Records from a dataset
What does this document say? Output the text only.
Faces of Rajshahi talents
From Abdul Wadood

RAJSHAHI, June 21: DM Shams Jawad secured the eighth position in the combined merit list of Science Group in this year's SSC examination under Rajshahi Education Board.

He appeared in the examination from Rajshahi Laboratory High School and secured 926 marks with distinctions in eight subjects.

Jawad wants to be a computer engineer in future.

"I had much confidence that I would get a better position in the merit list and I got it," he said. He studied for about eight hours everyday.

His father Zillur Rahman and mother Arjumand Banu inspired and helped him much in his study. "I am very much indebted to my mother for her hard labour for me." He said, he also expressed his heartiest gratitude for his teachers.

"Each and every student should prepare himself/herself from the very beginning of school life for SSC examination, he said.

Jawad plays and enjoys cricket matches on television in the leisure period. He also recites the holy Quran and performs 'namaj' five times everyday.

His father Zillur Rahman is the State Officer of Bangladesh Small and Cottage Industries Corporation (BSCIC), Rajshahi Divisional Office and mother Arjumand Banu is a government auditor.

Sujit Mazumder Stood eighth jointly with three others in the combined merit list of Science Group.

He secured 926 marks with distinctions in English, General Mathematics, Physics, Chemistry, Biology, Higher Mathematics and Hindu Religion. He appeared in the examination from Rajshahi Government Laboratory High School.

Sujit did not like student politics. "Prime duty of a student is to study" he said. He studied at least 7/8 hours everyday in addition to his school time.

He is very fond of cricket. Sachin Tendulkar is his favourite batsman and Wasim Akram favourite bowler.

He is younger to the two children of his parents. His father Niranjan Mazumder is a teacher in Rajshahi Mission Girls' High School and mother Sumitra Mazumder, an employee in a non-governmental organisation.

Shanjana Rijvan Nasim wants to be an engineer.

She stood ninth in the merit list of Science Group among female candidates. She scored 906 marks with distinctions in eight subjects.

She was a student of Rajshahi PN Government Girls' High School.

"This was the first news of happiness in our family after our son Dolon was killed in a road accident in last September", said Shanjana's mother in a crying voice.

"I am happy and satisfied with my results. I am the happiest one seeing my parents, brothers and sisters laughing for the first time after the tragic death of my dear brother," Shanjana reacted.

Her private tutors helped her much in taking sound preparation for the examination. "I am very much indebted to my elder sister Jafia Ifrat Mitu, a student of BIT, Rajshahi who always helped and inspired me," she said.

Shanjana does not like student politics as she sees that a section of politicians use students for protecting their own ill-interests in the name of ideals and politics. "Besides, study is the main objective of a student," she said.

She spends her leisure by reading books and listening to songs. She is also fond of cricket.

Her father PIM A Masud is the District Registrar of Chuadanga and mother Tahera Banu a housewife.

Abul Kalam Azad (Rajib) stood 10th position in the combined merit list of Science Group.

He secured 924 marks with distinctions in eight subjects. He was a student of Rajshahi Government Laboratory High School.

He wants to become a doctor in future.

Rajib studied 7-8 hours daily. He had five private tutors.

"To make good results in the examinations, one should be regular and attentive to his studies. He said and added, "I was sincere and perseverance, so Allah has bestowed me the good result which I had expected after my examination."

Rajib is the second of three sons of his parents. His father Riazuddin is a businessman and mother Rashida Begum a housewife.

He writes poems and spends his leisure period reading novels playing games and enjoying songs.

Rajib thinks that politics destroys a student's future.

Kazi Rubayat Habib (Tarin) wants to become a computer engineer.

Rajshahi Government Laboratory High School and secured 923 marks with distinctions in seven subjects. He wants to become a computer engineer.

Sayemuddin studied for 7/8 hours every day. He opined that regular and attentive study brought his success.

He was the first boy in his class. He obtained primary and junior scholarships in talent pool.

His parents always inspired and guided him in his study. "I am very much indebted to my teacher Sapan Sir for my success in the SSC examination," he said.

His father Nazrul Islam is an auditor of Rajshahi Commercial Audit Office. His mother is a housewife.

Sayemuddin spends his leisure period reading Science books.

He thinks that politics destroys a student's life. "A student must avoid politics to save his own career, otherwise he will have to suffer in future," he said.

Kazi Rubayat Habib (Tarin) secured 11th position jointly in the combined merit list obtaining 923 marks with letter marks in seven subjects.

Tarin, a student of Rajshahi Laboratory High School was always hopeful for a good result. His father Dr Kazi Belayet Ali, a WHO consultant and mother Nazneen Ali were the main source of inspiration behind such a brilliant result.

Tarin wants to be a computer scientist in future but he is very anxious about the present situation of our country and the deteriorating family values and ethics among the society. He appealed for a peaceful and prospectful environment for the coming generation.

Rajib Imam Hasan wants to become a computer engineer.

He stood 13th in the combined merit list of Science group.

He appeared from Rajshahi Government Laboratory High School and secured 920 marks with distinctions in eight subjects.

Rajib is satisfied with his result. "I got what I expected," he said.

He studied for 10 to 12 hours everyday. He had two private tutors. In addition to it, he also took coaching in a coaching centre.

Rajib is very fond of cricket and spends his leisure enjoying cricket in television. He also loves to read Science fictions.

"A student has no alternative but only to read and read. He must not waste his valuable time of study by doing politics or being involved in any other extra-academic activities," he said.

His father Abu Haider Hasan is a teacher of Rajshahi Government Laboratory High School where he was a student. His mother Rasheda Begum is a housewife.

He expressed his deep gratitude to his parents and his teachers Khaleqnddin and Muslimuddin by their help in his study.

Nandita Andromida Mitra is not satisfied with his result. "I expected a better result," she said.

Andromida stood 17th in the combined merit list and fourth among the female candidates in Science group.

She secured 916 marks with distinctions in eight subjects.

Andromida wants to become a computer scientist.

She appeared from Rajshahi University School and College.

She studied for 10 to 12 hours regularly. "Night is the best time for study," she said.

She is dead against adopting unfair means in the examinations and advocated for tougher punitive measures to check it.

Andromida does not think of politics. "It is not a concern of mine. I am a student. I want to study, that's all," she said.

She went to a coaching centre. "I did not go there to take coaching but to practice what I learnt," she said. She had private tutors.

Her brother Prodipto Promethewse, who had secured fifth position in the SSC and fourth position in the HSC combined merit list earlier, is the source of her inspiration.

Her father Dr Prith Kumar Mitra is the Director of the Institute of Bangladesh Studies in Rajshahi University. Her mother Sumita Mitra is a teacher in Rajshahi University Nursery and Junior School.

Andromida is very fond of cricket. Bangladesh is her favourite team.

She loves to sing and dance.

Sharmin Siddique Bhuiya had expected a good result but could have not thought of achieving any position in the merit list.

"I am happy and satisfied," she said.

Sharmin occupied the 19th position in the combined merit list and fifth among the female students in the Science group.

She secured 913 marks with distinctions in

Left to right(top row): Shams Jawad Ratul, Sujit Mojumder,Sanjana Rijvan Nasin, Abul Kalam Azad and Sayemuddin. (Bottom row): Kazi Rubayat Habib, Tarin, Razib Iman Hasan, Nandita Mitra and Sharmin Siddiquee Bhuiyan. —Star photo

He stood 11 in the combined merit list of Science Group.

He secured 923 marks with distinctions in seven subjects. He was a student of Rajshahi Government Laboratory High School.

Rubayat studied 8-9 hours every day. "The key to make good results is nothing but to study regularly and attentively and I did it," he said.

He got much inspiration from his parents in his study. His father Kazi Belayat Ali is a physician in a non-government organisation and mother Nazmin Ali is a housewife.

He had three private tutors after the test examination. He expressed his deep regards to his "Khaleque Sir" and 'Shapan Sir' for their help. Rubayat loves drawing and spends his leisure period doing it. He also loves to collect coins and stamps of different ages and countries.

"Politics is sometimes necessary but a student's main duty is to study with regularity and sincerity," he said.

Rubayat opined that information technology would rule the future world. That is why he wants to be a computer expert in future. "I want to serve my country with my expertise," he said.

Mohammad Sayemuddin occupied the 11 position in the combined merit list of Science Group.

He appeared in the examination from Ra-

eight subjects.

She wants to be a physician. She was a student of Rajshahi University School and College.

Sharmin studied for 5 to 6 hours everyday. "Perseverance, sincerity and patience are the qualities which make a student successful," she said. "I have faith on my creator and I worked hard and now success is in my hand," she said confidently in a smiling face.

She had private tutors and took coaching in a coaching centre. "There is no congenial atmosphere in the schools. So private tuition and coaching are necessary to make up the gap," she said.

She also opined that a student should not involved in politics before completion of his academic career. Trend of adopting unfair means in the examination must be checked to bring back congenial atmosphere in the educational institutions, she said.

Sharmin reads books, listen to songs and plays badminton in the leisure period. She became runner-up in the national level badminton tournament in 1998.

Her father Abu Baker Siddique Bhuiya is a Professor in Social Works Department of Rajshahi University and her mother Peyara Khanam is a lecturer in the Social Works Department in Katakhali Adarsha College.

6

■ What the exercise asks
In how many lines of the data does the string "life" appear? Give only the number.

■ Task output
2